- _Exercise objective_
Exactly repeat the line that contains "What data was", then every line after it up to and including the final line.

- _Exercise material_
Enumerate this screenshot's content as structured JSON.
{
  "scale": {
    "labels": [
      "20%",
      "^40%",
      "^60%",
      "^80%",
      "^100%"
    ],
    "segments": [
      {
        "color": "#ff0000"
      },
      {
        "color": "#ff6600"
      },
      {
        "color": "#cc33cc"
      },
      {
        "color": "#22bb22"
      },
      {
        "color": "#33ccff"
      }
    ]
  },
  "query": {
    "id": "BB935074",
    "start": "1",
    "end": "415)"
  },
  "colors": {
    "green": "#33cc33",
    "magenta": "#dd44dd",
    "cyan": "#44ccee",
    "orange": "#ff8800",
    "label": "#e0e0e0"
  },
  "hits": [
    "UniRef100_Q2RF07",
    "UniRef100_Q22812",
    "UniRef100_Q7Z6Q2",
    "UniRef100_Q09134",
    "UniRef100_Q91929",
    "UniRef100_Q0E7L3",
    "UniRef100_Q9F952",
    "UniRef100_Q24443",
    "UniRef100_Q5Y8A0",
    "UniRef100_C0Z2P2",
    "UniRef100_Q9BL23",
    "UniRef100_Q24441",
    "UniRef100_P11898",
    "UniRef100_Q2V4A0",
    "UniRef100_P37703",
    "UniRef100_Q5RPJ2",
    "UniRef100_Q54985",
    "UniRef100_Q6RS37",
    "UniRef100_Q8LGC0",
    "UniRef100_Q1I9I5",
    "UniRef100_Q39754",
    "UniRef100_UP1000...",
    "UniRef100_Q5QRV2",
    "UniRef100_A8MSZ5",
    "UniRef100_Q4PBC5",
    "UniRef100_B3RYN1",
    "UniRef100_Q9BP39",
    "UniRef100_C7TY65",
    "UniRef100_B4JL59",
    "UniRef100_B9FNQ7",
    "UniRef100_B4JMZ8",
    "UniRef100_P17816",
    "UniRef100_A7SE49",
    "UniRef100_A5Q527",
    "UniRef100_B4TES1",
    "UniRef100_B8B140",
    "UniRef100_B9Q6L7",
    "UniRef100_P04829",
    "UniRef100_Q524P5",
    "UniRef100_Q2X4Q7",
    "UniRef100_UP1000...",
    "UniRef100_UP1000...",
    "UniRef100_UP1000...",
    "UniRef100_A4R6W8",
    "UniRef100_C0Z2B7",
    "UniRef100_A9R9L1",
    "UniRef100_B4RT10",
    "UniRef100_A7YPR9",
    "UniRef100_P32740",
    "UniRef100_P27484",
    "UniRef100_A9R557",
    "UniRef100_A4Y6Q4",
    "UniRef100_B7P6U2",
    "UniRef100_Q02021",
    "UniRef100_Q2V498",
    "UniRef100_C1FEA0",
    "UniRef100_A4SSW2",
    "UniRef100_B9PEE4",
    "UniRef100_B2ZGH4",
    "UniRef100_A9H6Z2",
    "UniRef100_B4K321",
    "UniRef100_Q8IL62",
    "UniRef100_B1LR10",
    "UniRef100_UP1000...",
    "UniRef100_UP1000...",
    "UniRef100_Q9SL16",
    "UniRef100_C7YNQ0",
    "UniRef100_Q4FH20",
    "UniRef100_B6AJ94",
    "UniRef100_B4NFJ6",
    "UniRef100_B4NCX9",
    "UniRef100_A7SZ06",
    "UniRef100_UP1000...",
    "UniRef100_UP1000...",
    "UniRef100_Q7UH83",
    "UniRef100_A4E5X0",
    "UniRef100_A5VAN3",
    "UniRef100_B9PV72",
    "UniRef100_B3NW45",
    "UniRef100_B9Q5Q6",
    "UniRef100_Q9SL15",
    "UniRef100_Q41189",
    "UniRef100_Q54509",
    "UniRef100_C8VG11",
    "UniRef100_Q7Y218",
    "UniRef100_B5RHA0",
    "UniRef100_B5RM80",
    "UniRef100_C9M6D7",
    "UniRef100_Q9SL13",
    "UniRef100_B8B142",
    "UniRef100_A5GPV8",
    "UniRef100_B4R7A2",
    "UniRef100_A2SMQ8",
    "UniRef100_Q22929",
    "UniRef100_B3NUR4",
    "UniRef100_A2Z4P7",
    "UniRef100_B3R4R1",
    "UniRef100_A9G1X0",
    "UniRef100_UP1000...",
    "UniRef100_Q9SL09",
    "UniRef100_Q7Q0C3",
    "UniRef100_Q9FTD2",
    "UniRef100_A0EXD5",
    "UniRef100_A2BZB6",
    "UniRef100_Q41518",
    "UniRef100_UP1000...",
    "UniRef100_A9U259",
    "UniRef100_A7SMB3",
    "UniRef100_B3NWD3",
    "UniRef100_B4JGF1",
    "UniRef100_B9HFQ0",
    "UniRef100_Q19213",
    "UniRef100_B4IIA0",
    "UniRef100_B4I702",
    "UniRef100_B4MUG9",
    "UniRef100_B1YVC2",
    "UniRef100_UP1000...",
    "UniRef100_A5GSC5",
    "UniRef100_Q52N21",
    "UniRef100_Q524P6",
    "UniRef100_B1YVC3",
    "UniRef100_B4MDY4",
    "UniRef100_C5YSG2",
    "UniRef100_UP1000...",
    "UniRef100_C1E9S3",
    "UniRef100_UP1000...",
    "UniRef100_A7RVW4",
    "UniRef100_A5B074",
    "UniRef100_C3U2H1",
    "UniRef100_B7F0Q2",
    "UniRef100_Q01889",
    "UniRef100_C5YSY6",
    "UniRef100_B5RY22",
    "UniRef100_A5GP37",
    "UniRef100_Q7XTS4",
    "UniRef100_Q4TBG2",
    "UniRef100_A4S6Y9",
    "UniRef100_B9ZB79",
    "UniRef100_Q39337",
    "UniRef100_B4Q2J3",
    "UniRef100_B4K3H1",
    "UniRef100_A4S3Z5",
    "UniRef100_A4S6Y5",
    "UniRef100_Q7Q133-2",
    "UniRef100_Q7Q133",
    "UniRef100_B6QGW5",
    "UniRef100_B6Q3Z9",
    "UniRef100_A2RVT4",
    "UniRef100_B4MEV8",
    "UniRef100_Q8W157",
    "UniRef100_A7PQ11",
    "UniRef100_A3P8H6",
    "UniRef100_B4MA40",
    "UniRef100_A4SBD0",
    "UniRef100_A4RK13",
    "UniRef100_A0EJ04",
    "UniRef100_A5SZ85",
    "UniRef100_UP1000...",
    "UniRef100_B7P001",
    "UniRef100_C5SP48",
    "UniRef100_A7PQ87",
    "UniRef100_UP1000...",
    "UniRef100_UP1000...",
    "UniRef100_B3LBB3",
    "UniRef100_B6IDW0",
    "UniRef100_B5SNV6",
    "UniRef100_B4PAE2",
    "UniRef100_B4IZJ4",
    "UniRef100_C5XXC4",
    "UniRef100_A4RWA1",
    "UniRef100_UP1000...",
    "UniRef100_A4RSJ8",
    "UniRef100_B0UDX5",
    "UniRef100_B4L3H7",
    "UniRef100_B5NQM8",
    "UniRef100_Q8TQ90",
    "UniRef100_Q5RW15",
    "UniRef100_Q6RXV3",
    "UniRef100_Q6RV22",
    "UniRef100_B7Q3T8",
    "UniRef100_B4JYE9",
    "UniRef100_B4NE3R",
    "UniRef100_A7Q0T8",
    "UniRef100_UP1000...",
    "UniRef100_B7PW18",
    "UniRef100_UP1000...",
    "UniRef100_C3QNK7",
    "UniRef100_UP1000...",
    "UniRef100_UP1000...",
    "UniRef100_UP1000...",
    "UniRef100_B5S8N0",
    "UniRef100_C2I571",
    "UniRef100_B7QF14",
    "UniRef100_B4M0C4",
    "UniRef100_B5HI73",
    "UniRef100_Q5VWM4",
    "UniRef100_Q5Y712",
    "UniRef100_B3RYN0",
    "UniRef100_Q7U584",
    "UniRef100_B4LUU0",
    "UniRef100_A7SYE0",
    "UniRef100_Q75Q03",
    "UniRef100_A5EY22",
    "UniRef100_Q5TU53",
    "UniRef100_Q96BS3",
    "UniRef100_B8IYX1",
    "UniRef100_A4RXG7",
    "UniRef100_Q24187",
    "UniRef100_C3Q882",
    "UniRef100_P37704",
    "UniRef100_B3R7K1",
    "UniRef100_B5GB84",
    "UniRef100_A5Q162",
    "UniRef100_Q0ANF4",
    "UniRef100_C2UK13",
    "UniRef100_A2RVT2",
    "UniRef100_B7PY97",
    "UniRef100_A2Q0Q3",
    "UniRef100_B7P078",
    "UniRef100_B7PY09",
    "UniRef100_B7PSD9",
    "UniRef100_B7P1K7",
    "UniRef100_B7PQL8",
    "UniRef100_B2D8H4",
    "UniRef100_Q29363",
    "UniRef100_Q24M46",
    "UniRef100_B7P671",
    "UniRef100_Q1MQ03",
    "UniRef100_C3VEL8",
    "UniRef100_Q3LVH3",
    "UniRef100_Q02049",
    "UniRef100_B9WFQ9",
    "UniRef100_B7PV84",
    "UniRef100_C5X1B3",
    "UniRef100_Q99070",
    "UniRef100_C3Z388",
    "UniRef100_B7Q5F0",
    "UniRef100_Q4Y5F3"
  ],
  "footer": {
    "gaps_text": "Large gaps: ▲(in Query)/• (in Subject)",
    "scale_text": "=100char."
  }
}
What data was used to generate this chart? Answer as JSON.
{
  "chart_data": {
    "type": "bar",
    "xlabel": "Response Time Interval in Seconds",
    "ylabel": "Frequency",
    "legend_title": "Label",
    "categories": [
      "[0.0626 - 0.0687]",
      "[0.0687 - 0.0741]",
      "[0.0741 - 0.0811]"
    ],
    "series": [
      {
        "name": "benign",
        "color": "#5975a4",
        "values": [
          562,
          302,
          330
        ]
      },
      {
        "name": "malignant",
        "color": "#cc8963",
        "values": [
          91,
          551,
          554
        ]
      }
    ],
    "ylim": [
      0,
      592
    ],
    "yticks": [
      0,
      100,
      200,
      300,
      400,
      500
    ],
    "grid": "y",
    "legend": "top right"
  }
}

- _Written response_
What data was used to generate this chart? Answer as JSON.
{
  "chart_data": {
    "type": "bar",
    "xlabel": "Response Time Interval in Seconds",
    "ylabel": "Frequency",
    "legend_title": "Label",
    "categories": [
      "[0.0626 - 0.0687]",
      "[0.0687 - 0.0741]",
      "[0.0741 - 0.0811]"
    ],
    "series": [
      {
        "name": "benign",
        "color": "#5975a4",
        "values": [
          562,
          302,
          330
        ]
      },
      {
        "name": "malignant",
        "color": "#cc8963",
        "values": [
          91,
          551,
          554
        ]
      }
    ],
    "ylim": [
      0,
      592
    ],
    "yticks": [
      0,
      100,
      200,
      300,
      400,
      500
    ],
    "grid": "y",
    "legend": "top right"
  }
}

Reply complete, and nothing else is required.